◆ GIVEN REQUEST: Transcribe each of the records below exactly, excluding all pictures.
________________________
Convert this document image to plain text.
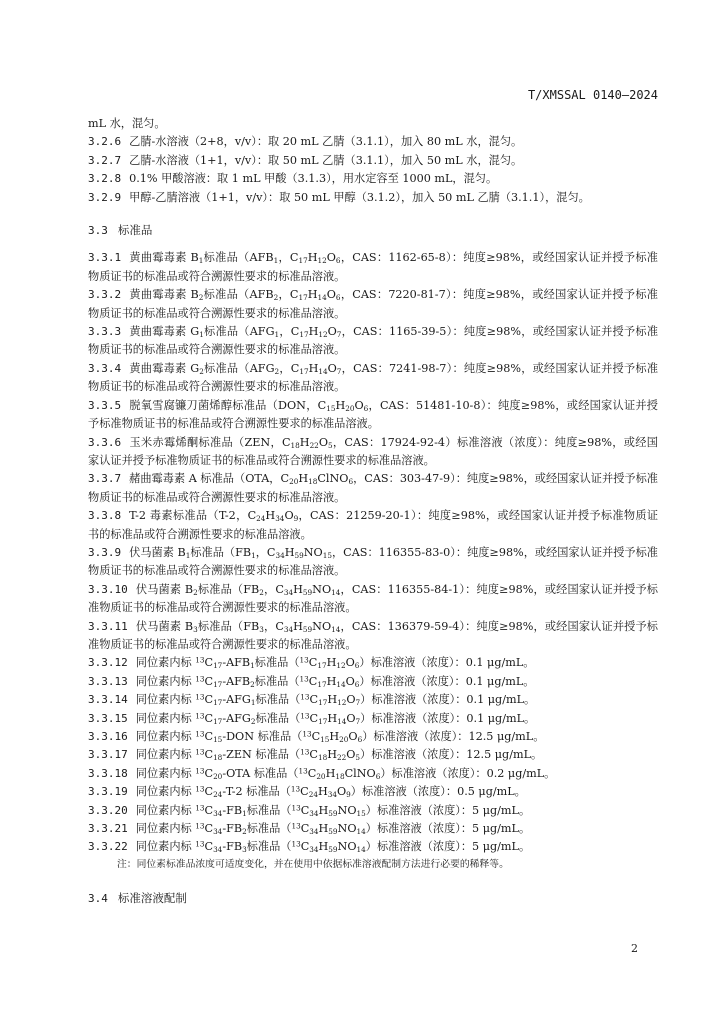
T/XMSSAL 0140—2024

mL 水，混匀。

3.2.6 乙腈-水溶液（2+8，v/v）：取 20 mL 乙腈（3.1.1），加入 80 mL 水，混匀。

3.2.7 乙腈-水溶液（1+1，v/v）：取 50 mL 乙腈（3.1.1），加入 50 mL 水，混匀。

3.2.8 0.1% 甲酸溶液：取 1 mL 甲酸（3.1.3），用水定容至 1000 mL，混匀。

3.2.9 甲醇-乙腈溶液（1+1，v/v）：取 50 mL 甲醇（3.1.2），加入 50 mL 乙腈（3.1.1），混匀。

3.3 标准品

3.3.1 黄曲霉毒素 $B_1$标准品（$AFB_1$，$C_{17}H_{12}O_6$，CAS：1162-65-8）：纯度≥98%，或经国家认证并授予标准物质证书的标准品或符合溯源性要求的标准品溶液。

3.3.2 黄曲霉毒素 $B_2$标准品（$AFB_2$，$C_{17}H_{14}O_6$，CAS：7220-81-7）：纯度≥98%，或经国家认证并授予标准物质证书的标准品或符合溯源性要求的标准品溶液。

3.3.3 黄曲霉毒素 $G_1$标准品（$AFG_1$，$C_{17}H_{12}O_7$，CAS：1165-39-5）：纯度≥98%，或经国家认证并授予标准物质证书的标准品或符合溯源性要求的标准品溶液。

3.3.4 黄曲霉毒素 $G_2$标准品（$AFG_2$，$C_{17}H_{14}O_7$，CAS：7241-98-7）：纯度≥98%，或经国家认证并授予标准物质证书的标准品或符合溯源性要求的标准品溶液。

3.3.5 脱氧雪腐镰刀菌烯醇标准品（DON，$C_{15}H_{20}O_6$，CAS：51481-10-8）：纯度≥98%，或经国家认证并授予标准物质证书的标准品或符合溯源性要求的标准品溶液。

3.3.6 玉米赤霉烯酮标准品（ZEN，$C_{18}H_{22}O_5$，CAS：17924-92-4）标准溶液（浓度）：纯度≥98%，或经国家认证并授予标准物质证书的标准品或符合溯源性要求的标准品溶液。

3.3.7 赭曲霉毒素 A 标准品（OTA，$C_{20}H_{18}ClNO_6$，CAS：303-47-9）：纯度≥98%，或经国家认证并授予标准物质证书的标准品或符合溯源性要求的标准品溶液。

3.3.8 T-2 毒素标准品（T-2，$C_{24}H_{34}O_9$，CAS：21259-20-1）：纯度≥98%，或经国家认证并授予标准物质证书的标准品或符合溯源性要求的标准品溶液。

3.3.9 伏马菌素 $B_1$标准品（$FB_1$，$C_{34}H_{59}NO_{15}$，CAS：116355-83-0）：纯度≥98%，或经国家认证并授予标准物质证书的标准品或符合溯源性要求的标准品溶液。

3.3.10 伏马菌素 $B_2$标准品（$FB_2$，$C_{34}H_{59}NO_{14}$，CAS：116355-84-1）：纯度≥98%，或经国家认证并授予标准物质证书的标准品或符合溯源性要求的标准品溶液。

3.3.11 伏马菌素 $B_3$标准品（$FB_3$，$C_{34}H_{59}NO_{14}$，CAS：136379-59-4）：纯度≥98%，或经国家认证并授予标准物质证书的标准品或符合溯源性要求的标准品溶液。

3.3.12 同位素内标 $^{13}C_{17}-AFB_1$标准品$(^{13}C_{17}H_{12}O_6)$标准溶液（浓度）：0.1 μg/mL。

3.3.13 同位素内标 $^{13}C_{17}-AFB_2$标准品$(^{13}C_{17}H_{14}O_6)$标准溶液（浓度）：0.1 μg/mL。

3.3.14 同位素内标 $^{13}C_{17}-AFG_1$标准品$(^{13}C_{17}H_{12}O_7)$标准溶液（浓度）：0.1 μg/mL。

3.3.15 同位素内标 $^{13}C_{17}-AFG_2$标准品$(^{13}C_{17}H_{14}O_7)$标准溶液（浓度）：0.1 μg/mL。

3.3.16 同位素内标 $^{13}C_{15}$-DON 标准品$(^{13}C_{15}H_{20}O_6)$标准溶液（浓度）：12.5 μg/mL。

3.3.17 同位素内标 $^{13}C_{18}$-ZEN 标准品$(^{13}C_{18}H_{22}O_5)$标准溶液（浓度）：12.5 μg/mL。

3.3.18 同位素内标 $^{13}C_{20}$-OTA 标准品$(^{13}C_{20}H_{18}ClNO_6)$标准溶液（浓度）：0.2 μg/mL。

3.3.19 同位素内标 $^{13}C_{24}-T-2$ 标准品$(^{13}C_{24}H_{34}O_9)$标准溶液（浓度）：0.5 μg/mL。

3.3.20 同位素内标 $^{13}C_{34}-FB_1$标准品$(^{13}C_{34}H_{59}NO_{15})$标准溶液（浓度）：5 μg/mL。

3.3.21 同位素内标 $^{13}C_{34}-FB_2$标准品$(^{13}C_{34}H_{59}NO_{14})$标准溶液（浓度）：5 μg/mL。

3.3.22 同位素内标 $^{13}C_{34}-FB_3$标准品$(^{13}C_{34}H_{59}NO_{14})$标准溶液（浓度）：5 μg/mL。

注：同位素标准品浓度可适度变化，并在使用中依据标准溶液配制方法进行必要的稀释等。

3.4 标准溶液配制
2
________________________
◆ PROBLEM SOLUTION:
Convert this document image to plain text.
T/XMSSAL 0140—2024

mL 水，混匀。

3.2.6 乙腈-水溶液（2+8，v/v）：取 20 mL 乙腈（3.1.1），加入 80 mL 水，混匀。

3.2.7 乙腈-水溶液（1+1，v/v）：取 50 mL 乙腈（3.1.1），加入 50 mL 水，混匀。

3.2.8 0.1% 甲酸溶液：取 1 mL 甲酸（3.1.3），用水定容至 1000 mL，混匀。

3.2.9 甲醇-乙腈溶液（1+1，v/v）：取 50 mL 甲醇（3.1.2），加入 50 mL 乙腈（3.1.1），混匀。

3.3 标准品

3.3.1 黄曲霉毒素 $B_1$标准品（$AFB_1$，$C_{17}H_{12}O_6$，CAS：1162-65-8）：纯度≥98%，或经国家认证并授予标准物质证书的标准品或符合溯源性要求的标准品溶液。

3.3.2 黄曲霉毒素 $B_2$标准品（$AFB_2$，$C_{17}H_{14}O_6$，CAS：7220-81-7）：纯度≥98%，或经国家认证并授予标准物质证书的标准品或符合溯源性要求的标准品溶液。

3.3.3 黄曲霉毒素 $G_1$标准品（$AFG_1$，$C_{17}H_{12}O_7$，CAS：1165-39-5）：纯度≥98%，或经国家认证并授予标准物质证书的标准品或符合溯源性要求的标准品溶液。

3.3.4 黄曲霉毒素 $G_2$标准品（$AFG_2$，$C_{17}H_{14}O_7$，CAS：7241-98-7）：纯度≥98%，或经国家认证并授予标准物质证书的标准品或符合溯源性要求的标准品溶液。

3.3.5 脱氧雪腐镰刀菌烯醇标准品（DON，$C_{15}H_{20}O_6$，CAS：51481-10-8）：纯度≥98%，或经国家认证并授予标准物质证书的标准品或符合溯源性要求的标准品溶液。

3.3.6 玉米赤霉烯酮标准品（ZEN，$C_{18}H_{22}O_5$，CAS：17924-92-4）标准溶液（浓度）：纯度≥98%，或经国家认证并授予标准物质证书的标准品或符合溯源性要求的标准品溶液。

3.3.7 赭曲霉毒素 A 标准品（OTA，$C_{20}H_{18}ClNO_6$，CAS：303-47-9）：纯度≥98%，或经国家认证并授予标准物质证书的标准品或符合溯源性要求的标准品溶液。

3.3.8 T-2 毒素标准品（T-2，$C_{24}H_{34}O_9$，CAS：21259-20-1）：纯度≥98%，或经国家认证并授予标准物质证书的标准品或符合溯源性要求的标准品溶液。

3.3.9 伏马菌素 $B_1$标准品（$FB_1$，$C_{34}H_{59}NO_{15}$，CAS：116355-83-0）：纯度≥98%，或经国家认证并授予标准物质证书的标准品或符合溯源性要求的标准品溶液。

3.3.10 伏马菌素 $B_2$标准品（$FB_2$，$C_{34}H_{59}NO_{14}$，CAS：116355-84-1）：纯度≥98%，或经国家认证并授予标准物质证书的标准品或符合溯源性要求的标准品溶液。

3.3.11 伏马菌素 $B_3$标准品（$FB_3$，$C_{34}H_{59}NO_{14}$，CAS：136379-59-4）：纯度≥98%，或经国家认证并授予标准物质证书的标准品或符合溯源性要求的标准品溶液。

3.3.12 同位素内标 $^{13}C_{17}-AFB_1$标准品$(^{13}C_{17}H_{12}O_6)$标准溶液（浓度）：0.1 μg/mL。

3.3.13 同位素内标 $^{13}C_{17}-AFB_2$标准品$(^{13}C_{17}H_{14}O_6)$标准溶液（浓度）：0.1 μg/mL。

3.3.14 同位素内标 $^{13}C_{17}-AFG_1$标准品$(^{13}C_{17}H_{12}O_7)$标准溶液（浓度）：0.1 μg/mL。

3.3.15 同位素内标 $^{13}C_{17}-AFG_2$标准品$(^{13}C_{17}H_{14}O_7)$标准溶液（浓度）：0.1 μg/mL。

3.3.16 同位素内标 $^{13}C_{15}$-DON 标准品$(^{13}C_{15}H_{20}O_6)$标准溶液（浓度）：12.5 μg/mL。

3.3.17 同位素内标 $^{13}C_{18}$-ZEN 标准品$(^{13}C_{18}H_{22}O_5)$标准溶液（浓度）：12.5 μg/mL。

3.3.18 同位素内标 $^{13}C_{20}$-OTA 标准品$(^{13}C_{20}H_{18}ClNO_6)$标准溶液（浓度）：0.2 μg/mL。

3.3.19 同位素内标 $^{13}C_{24}-T-2$ 标准品$(^{13}C_{24}H_{34}O_9)$标准溶液（浓度）：0.5 μg/mL。

3.3.20 同位素内标 $^{13}C_{34}-FB_1$标准品$(^{13}C_{34}H_{59}NO_{15})$标准溶液（浓度）：5 μg/mL。

3.3.21 同位素内标 $^{13}C_{34}-FB_2$标准品$(^{13}C_{34}H_{59}NO_{14})$标准溶液（浓度）：5 μg/mL。

3.3.22 同位素内标 $^{13}C_{34}-FB_3$标准品$(^{13}C_{34}H_{59}NO_{14})$标准溶液（浓度）：5 μg/mL。

注：同位素标准品浓度可适度变化，并在使用中依据标准溶液配制方法进行必要的稀释等。

3.4 标准溶液配制
2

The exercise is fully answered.